SHORT EXERCISE: Whenever a line contains the string "title", copy it out of the entries.

EXCERPTED DATA:
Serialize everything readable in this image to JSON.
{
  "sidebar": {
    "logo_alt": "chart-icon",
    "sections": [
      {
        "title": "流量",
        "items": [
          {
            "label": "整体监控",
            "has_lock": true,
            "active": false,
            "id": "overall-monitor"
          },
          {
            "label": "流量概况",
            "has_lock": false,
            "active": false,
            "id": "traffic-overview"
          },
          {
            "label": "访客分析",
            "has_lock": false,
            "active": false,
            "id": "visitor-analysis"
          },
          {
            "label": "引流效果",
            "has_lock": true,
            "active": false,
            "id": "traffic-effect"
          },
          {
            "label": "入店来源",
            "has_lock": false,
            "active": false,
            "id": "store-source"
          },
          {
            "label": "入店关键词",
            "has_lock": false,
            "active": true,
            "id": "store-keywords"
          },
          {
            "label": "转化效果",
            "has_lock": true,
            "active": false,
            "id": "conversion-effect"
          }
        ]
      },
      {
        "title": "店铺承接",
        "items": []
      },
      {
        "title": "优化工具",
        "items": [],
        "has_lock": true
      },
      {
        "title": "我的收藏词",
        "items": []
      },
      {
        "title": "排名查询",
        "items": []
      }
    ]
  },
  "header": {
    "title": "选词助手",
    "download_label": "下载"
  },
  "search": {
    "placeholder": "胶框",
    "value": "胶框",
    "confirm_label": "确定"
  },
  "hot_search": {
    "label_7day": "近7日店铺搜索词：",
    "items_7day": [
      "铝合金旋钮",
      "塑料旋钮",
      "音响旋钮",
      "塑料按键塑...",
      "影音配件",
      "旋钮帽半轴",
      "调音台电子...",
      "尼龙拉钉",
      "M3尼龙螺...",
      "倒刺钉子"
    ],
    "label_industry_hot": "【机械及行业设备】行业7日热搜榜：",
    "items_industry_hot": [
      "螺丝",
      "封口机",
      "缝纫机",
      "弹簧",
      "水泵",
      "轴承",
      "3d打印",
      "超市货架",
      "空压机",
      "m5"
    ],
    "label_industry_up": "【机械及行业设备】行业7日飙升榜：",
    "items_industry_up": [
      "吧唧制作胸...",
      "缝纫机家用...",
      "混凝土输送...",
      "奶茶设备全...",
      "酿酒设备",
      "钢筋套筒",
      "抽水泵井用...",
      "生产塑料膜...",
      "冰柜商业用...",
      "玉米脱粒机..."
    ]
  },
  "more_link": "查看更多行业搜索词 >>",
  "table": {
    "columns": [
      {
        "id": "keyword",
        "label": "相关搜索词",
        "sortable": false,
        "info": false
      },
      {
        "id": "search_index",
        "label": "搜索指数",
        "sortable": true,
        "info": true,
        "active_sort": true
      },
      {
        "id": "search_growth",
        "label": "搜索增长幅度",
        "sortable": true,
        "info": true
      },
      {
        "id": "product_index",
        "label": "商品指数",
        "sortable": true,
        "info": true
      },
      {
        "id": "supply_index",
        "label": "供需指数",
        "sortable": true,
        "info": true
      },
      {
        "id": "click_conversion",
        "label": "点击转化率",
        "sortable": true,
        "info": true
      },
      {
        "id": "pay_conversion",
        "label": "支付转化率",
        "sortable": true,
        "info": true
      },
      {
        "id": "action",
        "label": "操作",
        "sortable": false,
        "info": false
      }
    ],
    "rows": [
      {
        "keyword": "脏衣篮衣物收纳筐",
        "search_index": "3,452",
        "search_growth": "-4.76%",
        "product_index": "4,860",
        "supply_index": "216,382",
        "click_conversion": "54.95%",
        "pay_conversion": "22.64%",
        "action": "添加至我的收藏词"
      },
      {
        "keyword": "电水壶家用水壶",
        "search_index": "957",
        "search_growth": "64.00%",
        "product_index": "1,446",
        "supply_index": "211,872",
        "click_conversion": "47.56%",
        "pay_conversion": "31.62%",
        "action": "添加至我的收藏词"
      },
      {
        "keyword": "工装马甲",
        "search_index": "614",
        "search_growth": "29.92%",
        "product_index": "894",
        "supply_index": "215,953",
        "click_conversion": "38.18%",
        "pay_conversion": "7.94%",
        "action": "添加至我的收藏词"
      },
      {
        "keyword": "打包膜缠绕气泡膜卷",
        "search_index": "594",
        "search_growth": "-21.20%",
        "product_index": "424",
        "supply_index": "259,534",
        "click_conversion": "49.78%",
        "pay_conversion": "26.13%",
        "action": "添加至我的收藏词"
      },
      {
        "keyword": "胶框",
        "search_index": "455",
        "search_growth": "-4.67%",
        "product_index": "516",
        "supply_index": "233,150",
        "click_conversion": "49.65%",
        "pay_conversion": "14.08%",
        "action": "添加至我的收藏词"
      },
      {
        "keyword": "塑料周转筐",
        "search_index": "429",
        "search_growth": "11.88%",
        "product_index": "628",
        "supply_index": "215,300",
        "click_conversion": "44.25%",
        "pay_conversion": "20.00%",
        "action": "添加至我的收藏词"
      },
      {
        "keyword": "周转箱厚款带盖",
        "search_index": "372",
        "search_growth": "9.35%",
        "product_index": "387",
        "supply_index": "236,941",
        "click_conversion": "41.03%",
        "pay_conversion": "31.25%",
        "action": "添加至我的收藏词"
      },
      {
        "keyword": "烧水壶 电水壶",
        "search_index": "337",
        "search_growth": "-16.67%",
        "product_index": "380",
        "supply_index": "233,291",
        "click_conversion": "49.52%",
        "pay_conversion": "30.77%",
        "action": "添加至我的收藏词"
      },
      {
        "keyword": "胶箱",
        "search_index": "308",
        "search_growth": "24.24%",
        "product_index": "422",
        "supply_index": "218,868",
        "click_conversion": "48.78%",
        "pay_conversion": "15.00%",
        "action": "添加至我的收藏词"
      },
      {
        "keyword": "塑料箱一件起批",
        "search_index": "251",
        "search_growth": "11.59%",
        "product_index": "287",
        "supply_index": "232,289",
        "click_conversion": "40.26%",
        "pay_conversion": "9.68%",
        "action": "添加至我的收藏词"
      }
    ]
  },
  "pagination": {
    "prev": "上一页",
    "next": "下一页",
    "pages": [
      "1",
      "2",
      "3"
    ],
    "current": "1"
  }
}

RESULT:
        "title": "流量",
        "title": "店铺承接",
        "title": "优化工具",
        "title": "我的收藏词",
        "title": "排名查询",
    "title": "选词助手",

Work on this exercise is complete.